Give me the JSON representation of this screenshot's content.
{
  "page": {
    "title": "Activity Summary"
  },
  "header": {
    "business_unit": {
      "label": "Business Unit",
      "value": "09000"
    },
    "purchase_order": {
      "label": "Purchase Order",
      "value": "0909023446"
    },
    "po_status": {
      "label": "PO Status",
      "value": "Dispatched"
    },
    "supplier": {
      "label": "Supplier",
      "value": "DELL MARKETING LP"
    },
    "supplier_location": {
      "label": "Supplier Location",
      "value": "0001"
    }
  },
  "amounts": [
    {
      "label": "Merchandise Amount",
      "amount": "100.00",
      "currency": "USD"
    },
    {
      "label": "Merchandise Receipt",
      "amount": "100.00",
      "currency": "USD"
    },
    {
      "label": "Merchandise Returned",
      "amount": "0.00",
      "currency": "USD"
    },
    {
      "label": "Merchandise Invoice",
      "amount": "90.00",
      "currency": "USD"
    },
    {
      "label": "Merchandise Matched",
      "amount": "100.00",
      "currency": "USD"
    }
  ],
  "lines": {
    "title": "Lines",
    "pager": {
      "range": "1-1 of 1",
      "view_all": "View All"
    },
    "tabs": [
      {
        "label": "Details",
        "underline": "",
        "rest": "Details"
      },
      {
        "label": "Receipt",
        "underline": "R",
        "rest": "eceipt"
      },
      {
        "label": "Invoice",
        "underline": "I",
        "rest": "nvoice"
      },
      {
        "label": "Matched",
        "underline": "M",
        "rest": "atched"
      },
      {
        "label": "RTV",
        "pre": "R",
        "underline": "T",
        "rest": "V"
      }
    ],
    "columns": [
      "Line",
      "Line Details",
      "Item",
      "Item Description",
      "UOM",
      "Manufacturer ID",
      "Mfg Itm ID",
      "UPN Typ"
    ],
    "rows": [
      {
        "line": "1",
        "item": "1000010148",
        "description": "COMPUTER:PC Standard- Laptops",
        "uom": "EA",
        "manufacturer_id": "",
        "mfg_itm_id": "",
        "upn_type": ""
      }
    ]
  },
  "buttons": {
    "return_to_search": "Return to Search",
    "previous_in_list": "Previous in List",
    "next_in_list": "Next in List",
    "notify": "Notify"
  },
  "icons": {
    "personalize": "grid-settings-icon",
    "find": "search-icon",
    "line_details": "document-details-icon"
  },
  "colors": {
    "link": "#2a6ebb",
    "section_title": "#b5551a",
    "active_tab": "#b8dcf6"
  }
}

★ ★ ★

--- Directions for this task ---
Report how many lines of the records above contain the word "Matched", giving only the number.

--- The result ---
2